Records provided
"""

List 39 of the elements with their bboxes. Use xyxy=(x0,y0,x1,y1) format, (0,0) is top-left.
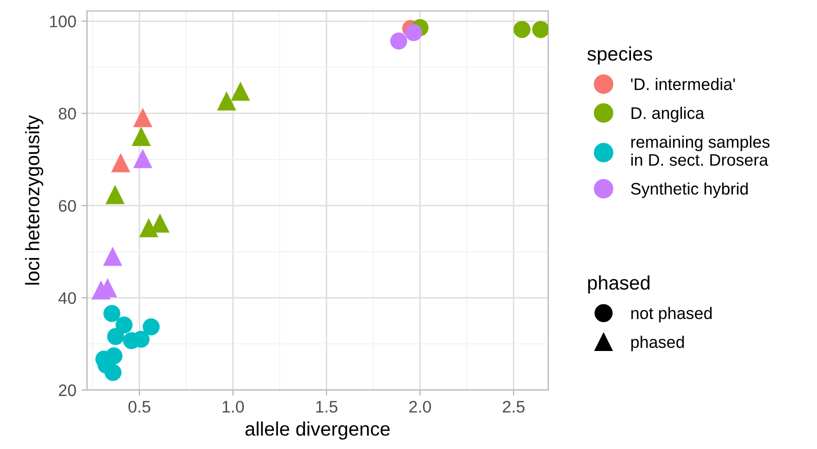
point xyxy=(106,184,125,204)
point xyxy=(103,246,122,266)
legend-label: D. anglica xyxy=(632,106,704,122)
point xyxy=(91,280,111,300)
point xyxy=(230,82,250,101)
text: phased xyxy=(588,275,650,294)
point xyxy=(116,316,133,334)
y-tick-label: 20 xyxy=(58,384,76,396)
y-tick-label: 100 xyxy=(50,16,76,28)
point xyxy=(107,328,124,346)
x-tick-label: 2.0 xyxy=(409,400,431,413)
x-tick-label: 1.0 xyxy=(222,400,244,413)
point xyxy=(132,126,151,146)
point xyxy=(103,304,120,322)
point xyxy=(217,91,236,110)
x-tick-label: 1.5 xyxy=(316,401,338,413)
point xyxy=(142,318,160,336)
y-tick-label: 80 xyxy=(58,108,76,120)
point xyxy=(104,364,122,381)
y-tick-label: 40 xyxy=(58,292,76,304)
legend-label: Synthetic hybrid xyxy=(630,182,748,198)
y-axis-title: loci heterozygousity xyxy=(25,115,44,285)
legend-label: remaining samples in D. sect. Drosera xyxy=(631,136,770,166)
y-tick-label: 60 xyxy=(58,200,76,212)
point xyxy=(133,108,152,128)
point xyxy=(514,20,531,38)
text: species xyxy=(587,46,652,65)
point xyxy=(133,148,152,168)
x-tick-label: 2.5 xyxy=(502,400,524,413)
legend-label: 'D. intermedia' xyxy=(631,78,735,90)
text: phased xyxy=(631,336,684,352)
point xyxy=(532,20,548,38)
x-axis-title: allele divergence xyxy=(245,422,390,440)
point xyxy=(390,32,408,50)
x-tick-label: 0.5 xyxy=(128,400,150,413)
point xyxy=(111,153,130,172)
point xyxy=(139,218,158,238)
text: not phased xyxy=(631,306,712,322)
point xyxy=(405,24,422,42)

"""
"""

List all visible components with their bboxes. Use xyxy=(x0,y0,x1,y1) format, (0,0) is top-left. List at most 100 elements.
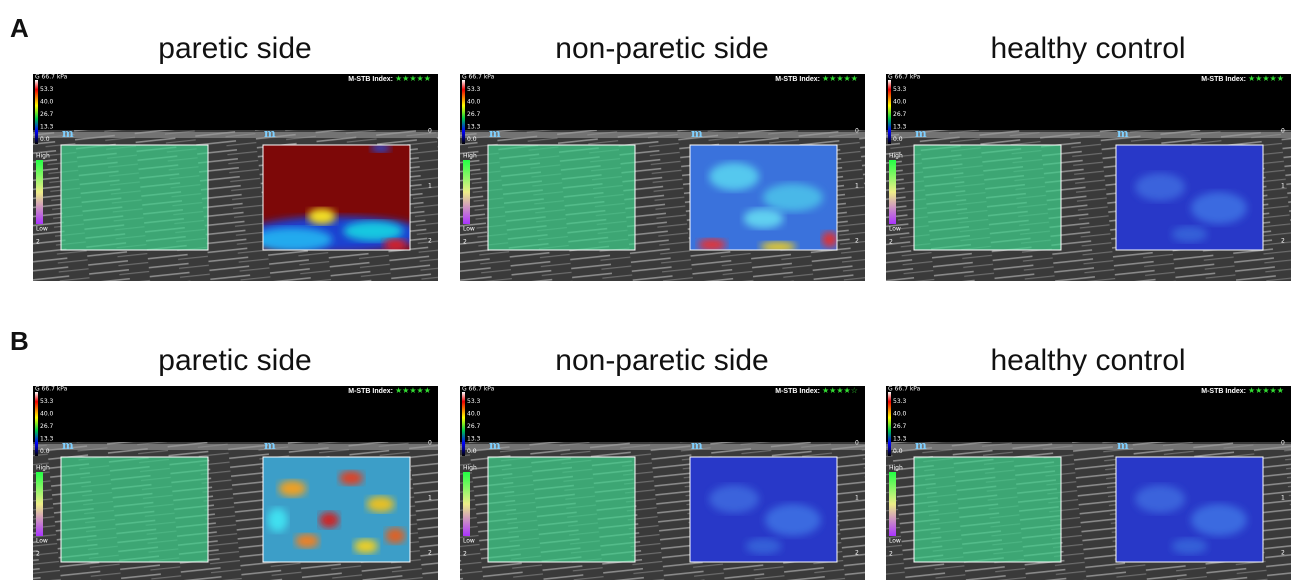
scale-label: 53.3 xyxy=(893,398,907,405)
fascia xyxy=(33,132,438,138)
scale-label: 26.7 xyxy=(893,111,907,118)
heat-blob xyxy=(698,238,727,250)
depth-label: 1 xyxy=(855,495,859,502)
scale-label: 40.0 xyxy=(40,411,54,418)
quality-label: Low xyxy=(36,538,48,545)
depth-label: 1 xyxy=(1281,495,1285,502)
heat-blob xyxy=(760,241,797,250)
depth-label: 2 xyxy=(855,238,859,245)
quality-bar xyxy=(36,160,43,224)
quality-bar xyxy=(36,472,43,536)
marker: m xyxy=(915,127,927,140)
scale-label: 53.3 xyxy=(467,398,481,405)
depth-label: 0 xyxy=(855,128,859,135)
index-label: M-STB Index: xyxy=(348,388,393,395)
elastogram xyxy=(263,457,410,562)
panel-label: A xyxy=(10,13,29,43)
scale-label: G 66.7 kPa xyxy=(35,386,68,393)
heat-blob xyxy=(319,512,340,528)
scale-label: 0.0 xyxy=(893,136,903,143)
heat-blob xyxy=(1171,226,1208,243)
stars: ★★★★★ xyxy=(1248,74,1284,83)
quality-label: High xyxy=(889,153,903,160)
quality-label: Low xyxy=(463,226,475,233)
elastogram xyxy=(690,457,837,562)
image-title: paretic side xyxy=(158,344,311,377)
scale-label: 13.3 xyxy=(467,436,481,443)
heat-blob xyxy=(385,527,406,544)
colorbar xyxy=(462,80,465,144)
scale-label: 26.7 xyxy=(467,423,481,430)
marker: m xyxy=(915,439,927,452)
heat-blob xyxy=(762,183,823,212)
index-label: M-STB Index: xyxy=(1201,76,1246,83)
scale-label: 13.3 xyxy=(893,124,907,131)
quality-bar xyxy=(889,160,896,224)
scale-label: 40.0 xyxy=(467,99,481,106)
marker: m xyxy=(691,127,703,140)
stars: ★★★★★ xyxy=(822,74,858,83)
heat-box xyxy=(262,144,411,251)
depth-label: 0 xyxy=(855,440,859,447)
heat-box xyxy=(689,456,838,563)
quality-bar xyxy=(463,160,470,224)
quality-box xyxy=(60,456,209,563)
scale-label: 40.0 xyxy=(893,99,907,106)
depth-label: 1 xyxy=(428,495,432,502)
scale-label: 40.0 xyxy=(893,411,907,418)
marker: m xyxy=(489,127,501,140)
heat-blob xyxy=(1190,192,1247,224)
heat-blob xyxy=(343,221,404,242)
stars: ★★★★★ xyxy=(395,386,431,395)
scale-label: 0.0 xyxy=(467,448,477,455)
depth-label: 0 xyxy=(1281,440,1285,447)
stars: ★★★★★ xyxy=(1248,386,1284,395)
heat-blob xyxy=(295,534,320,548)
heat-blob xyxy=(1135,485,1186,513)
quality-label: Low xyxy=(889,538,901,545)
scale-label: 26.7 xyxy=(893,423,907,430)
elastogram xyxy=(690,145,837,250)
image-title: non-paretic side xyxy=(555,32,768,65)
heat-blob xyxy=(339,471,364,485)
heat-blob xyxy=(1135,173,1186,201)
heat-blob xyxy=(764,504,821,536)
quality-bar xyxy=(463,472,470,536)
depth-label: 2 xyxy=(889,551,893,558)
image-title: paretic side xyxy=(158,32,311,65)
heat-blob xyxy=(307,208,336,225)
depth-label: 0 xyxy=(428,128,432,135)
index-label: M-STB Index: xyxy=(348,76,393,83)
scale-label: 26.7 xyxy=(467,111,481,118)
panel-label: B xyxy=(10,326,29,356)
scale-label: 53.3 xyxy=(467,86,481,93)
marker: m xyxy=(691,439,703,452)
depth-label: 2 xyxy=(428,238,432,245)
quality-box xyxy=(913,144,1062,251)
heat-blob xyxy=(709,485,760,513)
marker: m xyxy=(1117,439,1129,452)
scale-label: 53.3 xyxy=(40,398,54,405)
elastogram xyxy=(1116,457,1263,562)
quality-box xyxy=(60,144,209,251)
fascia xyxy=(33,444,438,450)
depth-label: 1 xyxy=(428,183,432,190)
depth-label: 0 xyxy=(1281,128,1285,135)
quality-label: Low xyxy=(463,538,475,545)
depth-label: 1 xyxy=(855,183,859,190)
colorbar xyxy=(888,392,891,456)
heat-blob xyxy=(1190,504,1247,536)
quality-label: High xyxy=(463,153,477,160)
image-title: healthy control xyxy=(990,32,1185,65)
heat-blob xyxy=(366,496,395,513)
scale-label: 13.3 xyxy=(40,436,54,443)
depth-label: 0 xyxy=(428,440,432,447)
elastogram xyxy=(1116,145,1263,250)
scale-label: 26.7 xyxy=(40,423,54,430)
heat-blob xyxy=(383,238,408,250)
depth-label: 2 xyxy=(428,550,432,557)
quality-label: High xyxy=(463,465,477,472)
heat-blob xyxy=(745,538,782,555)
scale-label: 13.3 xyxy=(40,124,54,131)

"""
"""

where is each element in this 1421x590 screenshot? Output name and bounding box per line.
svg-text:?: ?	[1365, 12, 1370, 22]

"""

Stated problem
Copy out the lines of the material verbatim, starting at the line that contains "List all visible" and ending at the line that contains "quality-label: Low xyxy=(36,538,48,545)", both included. Omit the pictures from your answer.

Final result
List all visible components with their bboxes. Use xyxy=(x0,y0,x1,y1) format, (0,0) is top-left. List at most 100 elements.
scale-label: 53.3 xyxy=(893,398,907,405)
fascia xyxy=(33,132,438,138)
scale-label: 26.7 xyxy=(893,111,907,118)
heat-blob xyxy=(698,238,727,250)
depth-label: 1 xyxy=(855,495,859,502)
scale-label: 40.0 xyxy=(40,411,54,418)
quality-label: Low xyxy=(36,538,48,545)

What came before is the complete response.